• What you are asked to do
Show every line where "this" occurs.

[Records]
● ● ●

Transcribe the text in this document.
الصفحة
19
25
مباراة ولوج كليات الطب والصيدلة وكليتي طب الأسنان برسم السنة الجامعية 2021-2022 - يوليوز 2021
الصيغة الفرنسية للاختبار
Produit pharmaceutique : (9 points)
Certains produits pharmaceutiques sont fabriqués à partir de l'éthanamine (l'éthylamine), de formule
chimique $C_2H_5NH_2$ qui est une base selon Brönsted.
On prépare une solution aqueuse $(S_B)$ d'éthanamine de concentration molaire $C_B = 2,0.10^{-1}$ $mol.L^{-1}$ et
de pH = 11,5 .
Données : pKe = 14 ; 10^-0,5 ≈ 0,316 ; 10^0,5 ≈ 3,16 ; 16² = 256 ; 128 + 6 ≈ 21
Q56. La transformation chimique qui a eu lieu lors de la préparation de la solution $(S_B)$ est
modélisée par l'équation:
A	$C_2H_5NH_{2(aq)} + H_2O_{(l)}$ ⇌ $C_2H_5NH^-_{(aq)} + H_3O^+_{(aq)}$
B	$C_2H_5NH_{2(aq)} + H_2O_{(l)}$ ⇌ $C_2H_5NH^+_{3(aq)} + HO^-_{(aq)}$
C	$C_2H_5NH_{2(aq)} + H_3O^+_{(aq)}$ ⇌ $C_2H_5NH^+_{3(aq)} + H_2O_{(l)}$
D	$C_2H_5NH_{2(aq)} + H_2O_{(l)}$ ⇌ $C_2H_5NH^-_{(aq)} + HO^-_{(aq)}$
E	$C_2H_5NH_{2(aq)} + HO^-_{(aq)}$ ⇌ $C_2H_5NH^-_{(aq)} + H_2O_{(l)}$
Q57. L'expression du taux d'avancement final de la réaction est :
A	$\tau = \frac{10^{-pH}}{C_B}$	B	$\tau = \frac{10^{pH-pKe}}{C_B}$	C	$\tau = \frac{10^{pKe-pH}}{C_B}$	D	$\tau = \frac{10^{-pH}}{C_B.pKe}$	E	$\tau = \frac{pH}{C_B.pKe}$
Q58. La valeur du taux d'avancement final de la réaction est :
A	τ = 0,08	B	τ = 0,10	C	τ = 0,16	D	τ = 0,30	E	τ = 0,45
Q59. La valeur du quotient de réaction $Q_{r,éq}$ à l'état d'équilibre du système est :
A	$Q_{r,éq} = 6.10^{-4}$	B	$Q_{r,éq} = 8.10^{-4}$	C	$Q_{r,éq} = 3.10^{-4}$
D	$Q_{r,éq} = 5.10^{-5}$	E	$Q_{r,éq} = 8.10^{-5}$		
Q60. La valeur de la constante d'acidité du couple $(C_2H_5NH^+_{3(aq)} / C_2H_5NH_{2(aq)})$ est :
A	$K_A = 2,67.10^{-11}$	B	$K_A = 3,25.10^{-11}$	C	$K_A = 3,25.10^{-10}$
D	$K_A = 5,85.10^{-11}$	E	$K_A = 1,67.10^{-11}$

● ● ●

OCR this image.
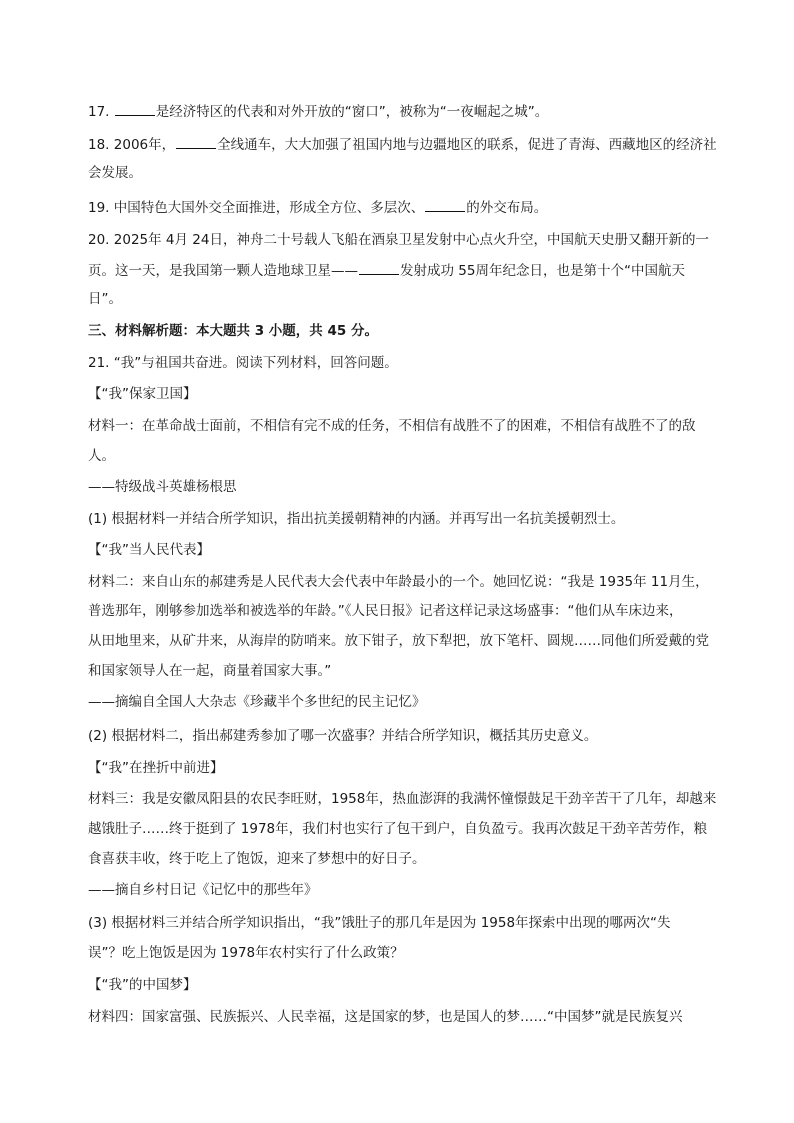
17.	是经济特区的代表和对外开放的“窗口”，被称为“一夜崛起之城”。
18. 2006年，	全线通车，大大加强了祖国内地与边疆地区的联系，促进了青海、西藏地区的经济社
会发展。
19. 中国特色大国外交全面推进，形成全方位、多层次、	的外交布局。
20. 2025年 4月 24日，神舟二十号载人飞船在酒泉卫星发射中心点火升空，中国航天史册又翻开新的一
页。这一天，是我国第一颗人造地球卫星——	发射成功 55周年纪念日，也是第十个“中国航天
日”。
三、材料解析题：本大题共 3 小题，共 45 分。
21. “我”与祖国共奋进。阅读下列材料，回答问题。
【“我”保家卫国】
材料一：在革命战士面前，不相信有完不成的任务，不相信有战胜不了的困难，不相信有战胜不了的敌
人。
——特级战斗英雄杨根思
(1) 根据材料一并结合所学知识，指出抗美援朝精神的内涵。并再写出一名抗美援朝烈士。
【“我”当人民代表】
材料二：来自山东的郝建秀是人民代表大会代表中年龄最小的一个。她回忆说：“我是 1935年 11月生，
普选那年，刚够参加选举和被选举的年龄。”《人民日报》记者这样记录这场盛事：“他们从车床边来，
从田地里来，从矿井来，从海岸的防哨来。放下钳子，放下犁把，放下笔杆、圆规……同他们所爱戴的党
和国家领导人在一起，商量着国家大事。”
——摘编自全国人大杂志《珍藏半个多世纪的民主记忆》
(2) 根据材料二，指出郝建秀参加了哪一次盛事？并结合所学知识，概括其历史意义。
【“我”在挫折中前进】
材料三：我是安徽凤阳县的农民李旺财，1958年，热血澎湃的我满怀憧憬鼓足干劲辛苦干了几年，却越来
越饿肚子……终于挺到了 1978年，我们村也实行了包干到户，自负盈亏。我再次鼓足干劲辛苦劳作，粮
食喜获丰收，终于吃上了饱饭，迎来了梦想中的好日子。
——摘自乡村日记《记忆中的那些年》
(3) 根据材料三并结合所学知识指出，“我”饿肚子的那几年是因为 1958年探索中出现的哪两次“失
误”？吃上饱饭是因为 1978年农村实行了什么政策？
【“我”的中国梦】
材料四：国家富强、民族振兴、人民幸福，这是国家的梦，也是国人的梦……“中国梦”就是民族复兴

● ● ●

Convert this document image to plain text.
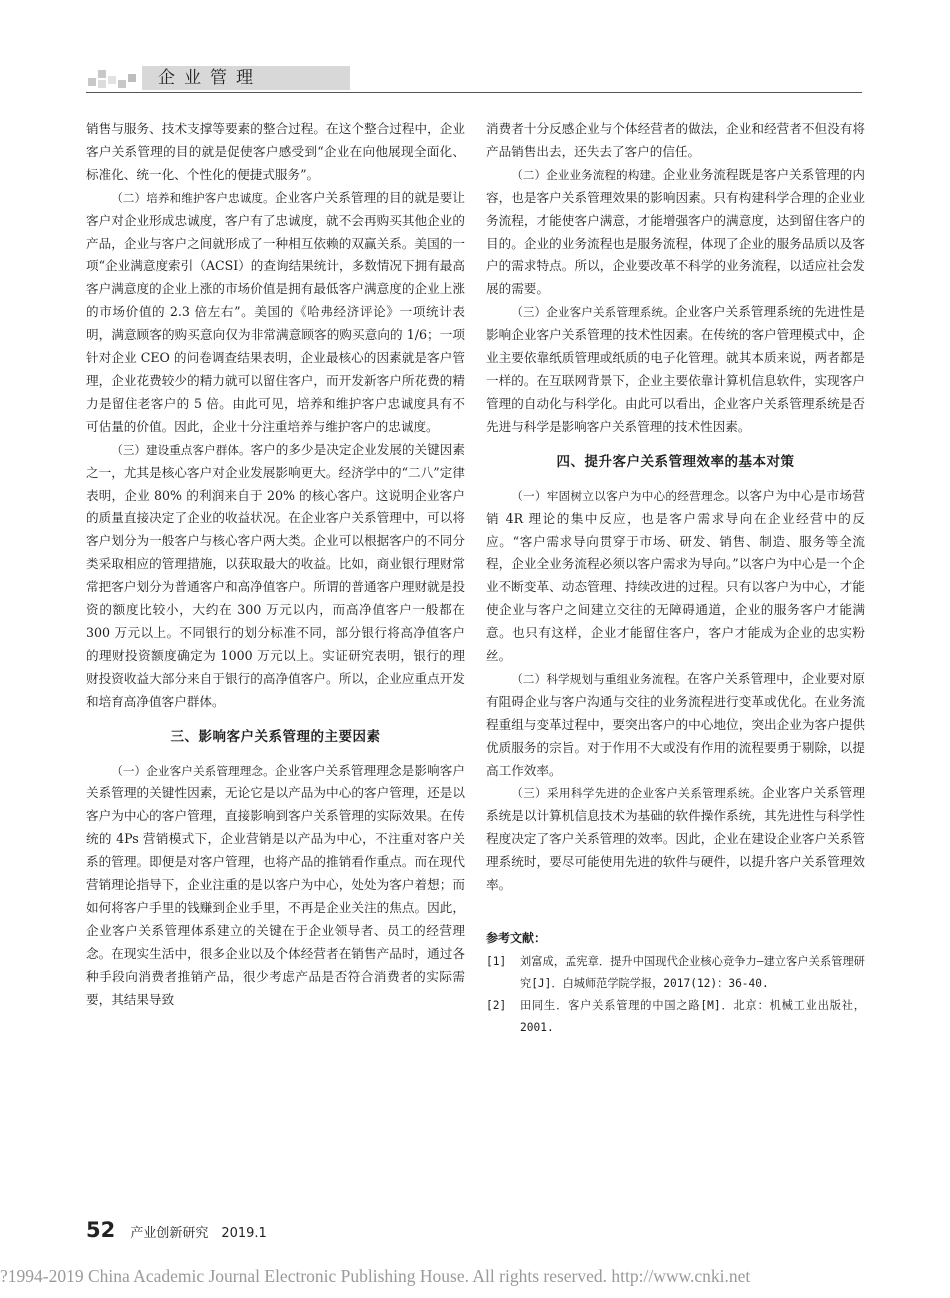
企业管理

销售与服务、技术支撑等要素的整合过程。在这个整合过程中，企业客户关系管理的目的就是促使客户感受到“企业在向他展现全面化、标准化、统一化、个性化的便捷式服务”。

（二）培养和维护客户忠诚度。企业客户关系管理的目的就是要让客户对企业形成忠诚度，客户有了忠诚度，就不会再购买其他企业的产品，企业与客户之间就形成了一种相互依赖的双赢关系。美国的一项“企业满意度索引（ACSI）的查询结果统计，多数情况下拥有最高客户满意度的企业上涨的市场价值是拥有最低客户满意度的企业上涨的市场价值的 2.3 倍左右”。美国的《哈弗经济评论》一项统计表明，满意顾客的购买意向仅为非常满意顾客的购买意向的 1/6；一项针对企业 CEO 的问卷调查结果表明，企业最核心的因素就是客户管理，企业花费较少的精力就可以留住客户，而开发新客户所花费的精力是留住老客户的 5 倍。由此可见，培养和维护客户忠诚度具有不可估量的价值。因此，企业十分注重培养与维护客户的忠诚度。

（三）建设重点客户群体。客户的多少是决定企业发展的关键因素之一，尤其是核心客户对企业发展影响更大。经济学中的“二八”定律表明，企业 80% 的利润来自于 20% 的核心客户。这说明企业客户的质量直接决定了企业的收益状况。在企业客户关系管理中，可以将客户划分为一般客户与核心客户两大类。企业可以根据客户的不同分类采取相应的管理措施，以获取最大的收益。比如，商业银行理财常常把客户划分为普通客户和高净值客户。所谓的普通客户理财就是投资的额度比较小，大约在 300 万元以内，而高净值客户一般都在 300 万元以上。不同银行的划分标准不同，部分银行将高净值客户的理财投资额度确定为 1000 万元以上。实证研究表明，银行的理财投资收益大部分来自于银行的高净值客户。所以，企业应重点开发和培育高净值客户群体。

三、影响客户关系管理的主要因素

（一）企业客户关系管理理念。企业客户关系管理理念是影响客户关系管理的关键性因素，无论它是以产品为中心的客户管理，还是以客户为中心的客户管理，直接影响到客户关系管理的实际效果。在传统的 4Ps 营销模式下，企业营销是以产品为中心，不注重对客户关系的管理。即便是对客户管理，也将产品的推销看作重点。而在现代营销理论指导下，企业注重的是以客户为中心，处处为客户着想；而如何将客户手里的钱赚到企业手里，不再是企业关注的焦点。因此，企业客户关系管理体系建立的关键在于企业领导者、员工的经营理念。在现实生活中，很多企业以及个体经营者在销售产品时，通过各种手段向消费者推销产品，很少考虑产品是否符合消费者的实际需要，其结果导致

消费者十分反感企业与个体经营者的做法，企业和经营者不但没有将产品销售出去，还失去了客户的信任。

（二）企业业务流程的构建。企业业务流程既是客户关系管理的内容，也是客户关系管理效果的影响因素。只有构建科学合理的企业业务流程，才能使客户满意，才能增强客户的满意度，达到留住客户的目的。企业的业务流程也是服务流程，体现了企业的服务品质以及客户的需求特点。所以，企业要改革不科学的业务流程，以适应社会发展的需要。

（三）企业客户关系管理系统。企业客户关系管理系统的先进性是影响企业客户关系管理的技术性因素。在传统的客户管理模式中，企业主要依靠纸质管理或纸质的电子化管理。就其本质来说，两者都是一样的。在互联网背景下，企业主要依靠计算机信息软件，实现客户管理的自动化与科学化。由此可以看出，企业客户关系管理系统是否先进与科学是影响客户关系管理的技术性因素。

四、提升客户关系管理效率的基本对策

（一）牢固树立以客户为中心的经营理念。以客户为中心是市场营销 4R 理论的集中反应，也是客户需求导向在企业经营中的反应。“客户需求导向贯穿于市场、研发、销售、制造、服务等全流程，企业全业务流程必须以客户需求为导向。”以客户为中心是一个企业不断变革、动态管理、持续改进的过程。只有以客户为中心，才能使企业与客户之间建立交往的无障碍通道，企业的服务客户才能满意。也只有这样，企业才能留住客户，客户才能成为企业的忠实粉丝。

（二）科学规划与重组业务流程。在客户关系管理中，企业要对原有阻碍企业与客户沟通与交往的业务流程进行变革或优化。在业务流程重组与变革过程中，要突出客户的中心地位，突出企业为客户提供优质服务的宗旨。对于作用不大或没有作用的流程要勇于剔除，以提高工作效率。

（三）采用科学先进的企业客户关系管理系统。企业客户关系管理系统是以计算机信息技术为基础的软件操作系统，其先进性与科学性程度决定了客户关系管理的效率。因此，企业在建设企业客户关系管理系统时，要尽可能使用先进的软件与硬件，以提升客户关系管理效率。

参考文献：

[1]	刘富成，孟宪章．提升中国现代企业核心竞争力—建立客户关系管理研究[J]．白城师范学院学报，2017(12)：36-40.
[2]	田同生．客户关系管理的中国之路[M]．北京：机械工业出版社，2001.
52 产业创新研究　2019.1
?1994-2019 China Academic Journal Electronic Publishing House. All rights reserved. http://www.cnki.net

● ● ●

• Reply
Transcribe the text in this document.
OCR this image.
Convert this document image to plain text.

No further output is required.